* _PROVIDED INFORMATION_:
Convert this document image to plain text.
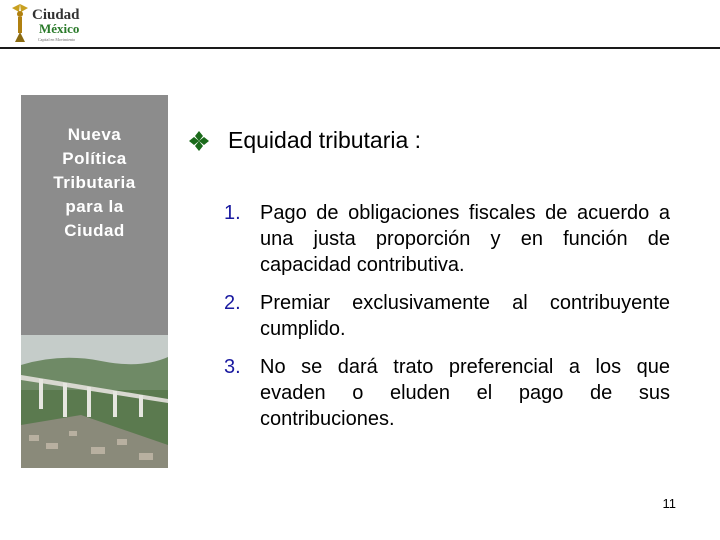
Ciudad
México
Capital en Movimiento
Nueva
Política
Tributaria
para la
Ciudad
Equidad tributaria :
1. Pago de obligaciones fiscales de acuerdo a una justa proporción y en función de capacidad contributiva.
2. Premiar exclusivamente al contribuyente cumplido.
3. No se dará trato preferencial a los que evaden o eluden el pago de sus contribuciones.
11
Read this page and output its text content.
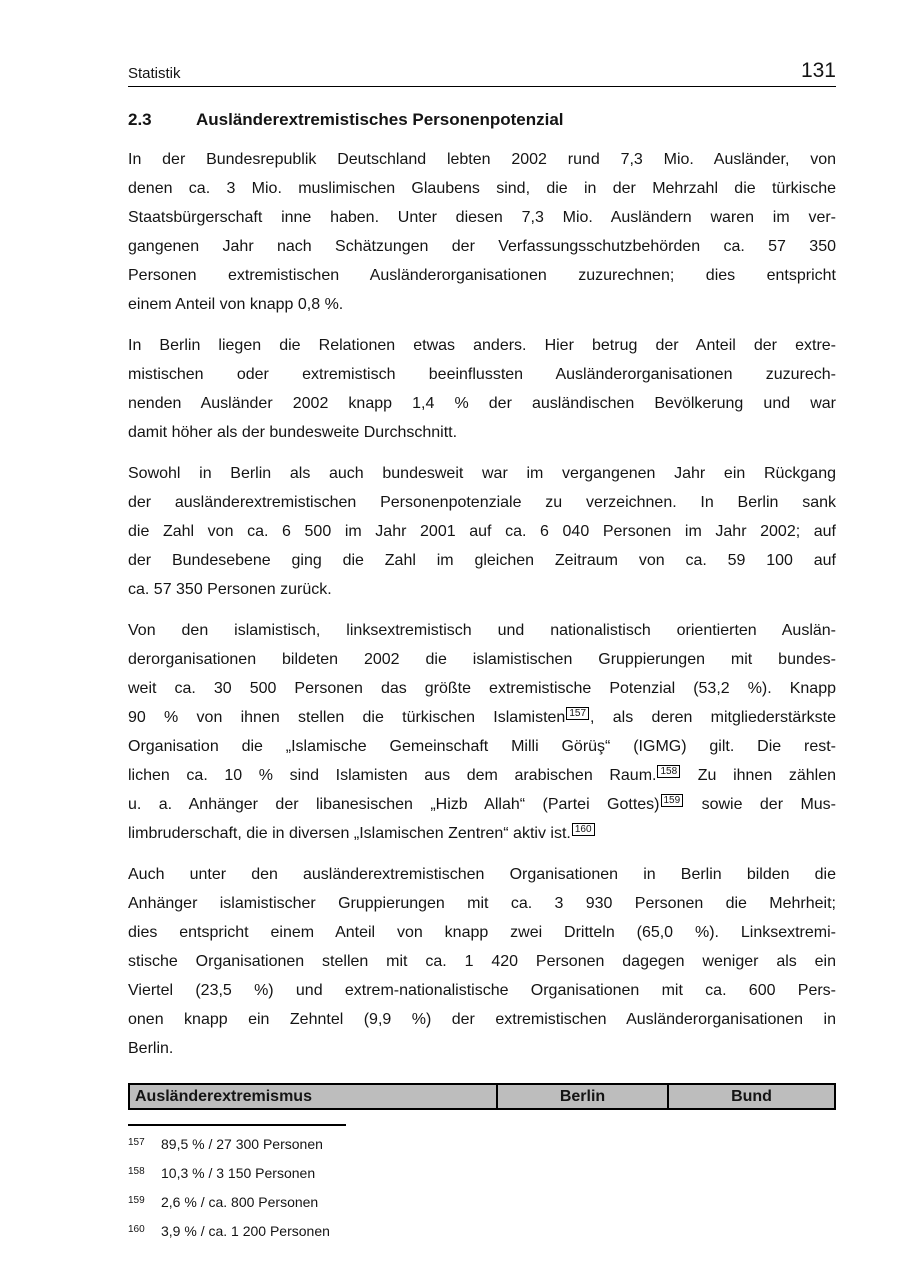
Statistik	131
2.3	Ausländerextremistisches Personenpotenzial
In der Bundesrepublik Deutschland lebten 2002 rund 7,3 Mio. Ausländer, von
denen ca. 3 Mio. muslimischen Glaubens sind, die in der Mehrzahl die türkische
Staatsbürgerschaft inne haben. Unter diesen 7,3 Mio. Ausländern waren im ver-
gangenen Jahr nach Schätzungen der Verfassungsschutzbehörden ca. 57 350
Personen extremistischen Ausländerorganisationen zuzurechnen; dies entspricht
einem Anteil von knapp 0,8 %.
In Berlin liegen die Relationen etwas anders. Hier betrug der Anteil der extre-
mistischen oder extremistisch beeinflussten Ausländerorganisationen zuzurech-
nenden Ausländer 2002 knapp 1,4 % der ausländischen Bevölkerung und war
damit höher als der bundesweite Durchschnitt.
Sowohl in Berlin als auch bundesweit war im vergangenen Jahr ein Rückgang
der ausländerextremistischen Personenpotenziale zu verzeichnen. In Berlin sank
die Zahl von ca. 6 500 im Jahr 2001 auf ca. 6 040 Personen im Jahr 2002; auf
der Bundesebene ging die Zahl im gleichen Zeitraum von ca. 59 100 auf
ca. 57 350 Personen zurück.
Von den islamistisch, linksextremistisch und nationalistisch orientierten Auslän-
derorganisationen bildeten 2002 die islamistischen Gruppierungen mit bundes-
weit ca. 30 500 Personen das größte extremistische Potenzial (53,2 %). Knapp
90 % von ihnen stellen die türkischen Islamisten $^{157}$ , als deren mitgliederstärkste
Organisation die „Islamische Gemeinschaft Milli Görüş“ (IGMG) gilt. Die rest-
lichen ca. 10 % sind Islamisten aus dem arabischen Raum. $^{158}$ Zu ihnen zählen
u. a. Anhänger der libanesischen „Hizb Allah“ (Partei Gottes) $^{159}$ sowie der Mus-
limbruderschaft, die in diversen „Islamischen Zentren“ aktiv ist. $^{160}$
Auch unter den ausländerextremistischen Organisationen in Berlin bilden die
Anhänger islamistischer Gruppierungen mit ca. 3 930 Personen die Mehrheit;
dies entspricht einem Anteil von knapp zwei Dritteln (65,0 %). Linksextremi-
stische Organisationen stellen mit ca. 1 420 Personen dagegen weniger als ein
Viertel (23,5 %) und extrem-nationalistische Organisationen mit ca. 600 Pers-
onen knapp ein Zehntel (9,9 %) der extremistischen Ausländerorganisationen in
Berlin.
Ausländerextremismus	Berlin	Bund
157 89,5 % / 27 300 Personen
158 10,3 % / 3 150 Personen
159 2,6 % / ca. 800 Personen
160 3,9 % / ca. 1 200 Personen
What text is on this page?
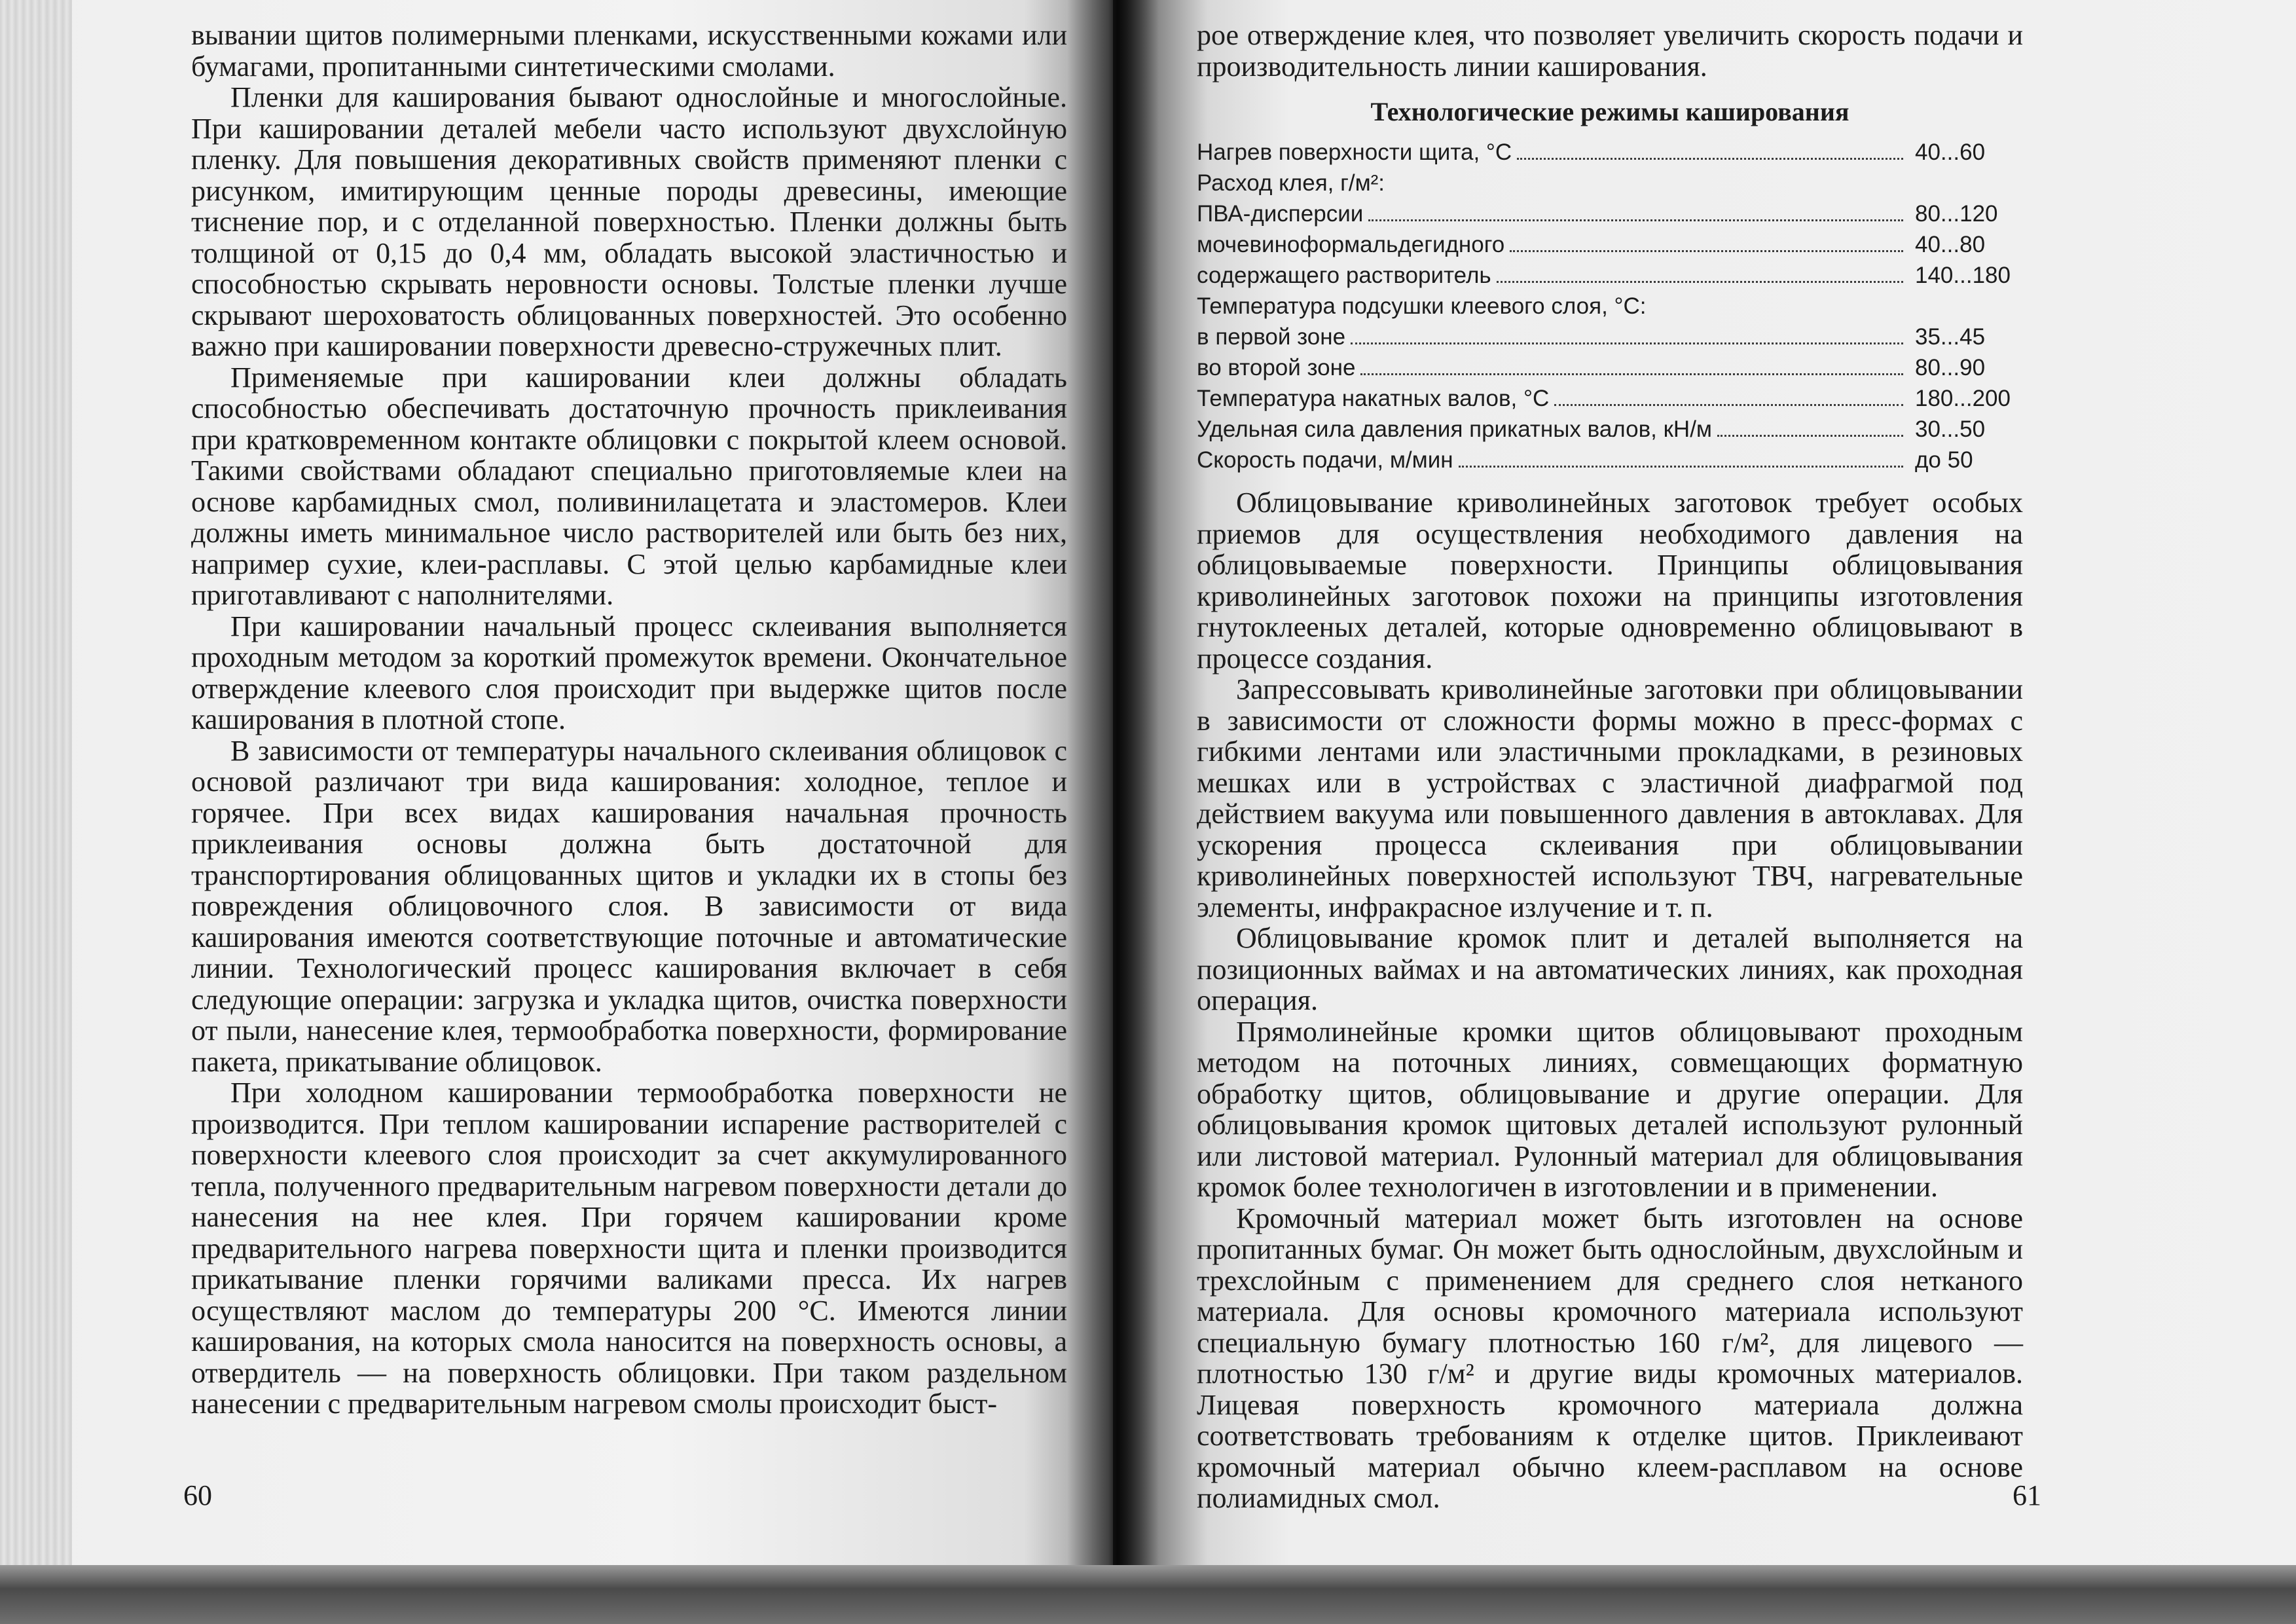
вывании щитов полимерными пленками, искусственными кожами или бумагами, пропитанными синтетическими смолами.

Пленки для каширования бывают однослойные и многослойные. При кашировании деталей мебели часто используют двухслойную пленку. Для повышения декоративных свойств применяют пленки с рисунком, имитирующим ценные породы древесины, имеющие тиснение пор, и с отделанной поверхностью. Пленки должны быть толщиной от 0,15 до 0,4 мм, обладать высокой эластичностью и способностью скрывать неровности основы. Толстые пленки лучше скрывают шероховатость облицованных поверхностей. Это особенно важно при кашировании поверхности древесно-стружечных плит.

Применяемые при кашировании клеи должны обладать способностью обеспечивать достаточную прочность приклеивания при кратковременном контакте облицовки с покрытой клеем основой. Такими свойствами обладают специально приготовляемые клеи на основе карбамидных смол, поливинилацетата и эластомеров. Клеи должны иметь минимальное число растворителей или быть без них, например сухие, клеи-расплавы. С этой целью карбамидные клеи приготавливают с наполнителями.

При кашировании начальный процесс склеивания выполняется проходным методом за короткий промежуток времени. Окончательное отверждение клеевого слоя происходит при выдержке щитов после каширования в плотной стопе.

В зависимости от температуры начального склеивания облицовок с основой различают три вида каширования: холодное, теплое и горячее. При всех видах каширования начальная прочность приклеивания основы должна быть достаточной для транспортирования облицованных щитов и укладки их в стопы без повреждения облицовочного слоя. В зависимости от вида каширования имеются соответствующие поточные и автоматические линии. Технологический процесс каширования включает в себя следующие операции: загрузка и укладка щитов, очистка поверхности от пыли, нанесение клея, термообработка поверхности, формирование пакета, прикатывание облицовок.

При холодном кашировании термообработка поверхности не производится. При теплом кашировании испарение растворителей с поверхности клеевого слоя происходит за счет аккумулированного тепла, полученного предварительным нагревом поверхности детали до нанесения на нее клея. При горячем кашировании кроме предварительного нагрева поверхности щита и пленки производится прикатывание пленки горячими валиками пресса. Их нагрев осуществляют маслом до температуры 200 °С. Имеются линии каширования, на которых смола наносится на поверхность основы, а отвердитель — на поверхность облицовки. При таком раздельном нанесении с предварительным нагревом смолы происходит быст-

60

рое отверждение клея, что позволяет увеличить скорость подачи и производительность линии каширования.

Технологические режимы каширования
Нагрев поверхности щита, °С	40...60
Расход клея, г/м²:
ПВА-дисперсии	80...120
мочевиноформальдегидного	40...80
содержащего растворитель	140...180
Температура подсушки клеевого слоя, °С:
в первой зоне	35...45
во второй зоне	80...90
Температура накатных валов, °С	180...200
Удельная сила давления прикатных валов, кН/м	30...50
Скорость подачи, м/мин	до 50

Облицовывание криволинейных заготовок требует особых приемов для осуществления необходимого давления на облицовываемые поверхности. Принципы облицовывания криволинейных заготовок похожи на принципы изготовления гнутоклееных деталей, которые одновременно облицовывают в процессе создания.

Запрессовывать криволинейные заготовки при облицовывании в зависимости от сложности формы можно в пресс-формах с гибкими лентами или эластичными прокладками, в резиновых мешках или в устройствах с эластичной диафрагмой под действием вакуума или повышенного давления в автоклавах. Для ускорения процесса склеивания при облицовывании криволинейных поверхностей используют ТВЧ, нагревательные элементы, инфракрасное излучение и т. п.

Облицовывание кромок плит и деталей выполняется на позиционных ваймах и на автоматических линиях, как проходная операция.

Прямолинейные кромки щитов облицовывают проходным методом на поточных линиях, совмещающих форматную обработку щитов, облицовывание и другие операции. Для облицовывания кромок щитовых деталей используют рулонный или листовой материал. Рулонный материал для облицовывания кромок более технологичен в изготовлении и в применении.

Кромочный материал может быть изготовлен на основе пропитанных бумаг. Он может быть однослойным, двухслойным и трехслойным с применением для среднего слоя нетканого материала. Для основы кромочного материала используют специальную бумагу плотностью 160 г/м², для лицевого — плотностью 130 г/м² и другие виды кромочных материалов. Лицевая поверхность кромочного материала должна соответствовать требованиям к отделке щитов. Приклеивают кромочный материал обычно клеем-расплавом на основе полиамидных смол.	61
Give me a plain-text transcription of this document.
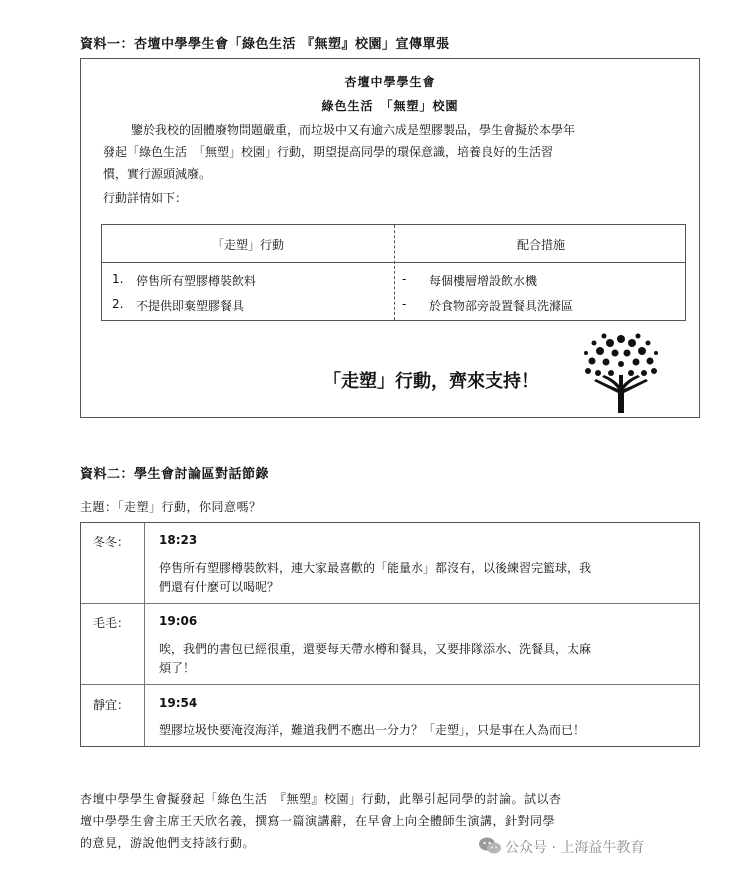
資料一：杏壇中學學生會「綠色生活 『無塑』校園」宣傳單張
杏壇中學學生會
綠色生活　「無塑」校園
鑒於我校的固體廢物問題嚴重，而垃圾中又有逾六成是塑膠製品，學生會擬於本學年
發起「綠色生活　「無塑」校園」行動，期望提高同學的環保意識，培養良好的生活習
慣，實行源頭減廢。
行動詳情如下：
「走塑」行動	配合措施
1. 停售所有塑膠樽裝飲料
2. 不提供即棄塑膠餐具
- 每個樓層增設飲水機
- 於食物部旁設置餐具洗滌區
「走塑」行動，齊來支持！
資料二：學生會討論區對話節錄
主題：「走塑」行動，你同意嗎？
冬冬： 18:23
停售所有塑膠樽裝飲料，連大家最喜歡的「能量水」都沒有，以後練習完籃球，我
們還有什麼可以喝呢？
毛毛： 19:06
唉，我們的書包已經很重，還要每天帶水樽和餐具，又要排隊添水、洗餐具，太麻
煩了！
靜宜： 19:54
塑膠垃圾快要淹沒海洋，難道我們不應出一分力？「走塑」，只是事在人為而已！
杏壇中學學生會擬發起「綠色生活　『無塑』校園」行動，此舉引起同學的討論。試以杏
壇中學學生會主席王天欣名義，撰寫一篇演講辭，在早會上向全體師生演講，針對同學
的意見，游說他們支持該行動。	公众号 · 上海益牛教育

* _WHAT THE TASK REQUIRES_:
Write out exactly the lines from the one containing "Give me a plain-text" through the last line of the records above, both ends included, and leave out any pictures.

* _RESPONSE TO THIS EXERCISE_:
Give me a plain-text transcription of this document.
資料一：杏壇中學學生會「綠色生活 『無塑』校園」宣傳單張
杏壇中學學生會
綠色生活　「無塑」校園
鑒於我校的固體廢物問題嚴重，而垃圾中又有逾六成是塑膠製品，學生會擬於本學年
發起「綠色生活　「無塑」校園」行動，期望提高同學的環保意識，培養良好的生活習
慣，實行源頭減廢。
行動詳情如下：
「走塑」行動	配合措施
1. 停售所有塑膠樽裝飲料
2. 不提供即棄塑膠餐具
- 每個樓層增設飲水機
- 於食物部旁設置餐具洗滌區
「走塑」行動，齊來支持！
資料二：學生會討論區對話節錄
主題：「走塑」行動，你同意嗎？
冬冬： 18:23
停售所有塑膠樽裝飲料，連大家最喜歡的「能量水」都沒有，以後練習完籃球，我
們還有什麼可以喝呢？
毛毛： 19:06
唉，我們的書包已經很重，還要每天帶水樽和餐具，又要排隊添水、洗餐具，太麻
煩了！
靜宜： 19:54
塑膠垃圾快要淹沒海洋，難道我們不應出一分力？「走塑」，只是事在人為而已！
杏壇中學學生會擬發起「綠色生活　『無塑』校園」行動，此舉引起同學的討論。試以杏
壇中學學生會主席王天欣名義，撰寫一篇演講辭，在早會上向全體師生演講，針對同學
的意見，游說他們支持該行動。	公众号 · 上海益牛教育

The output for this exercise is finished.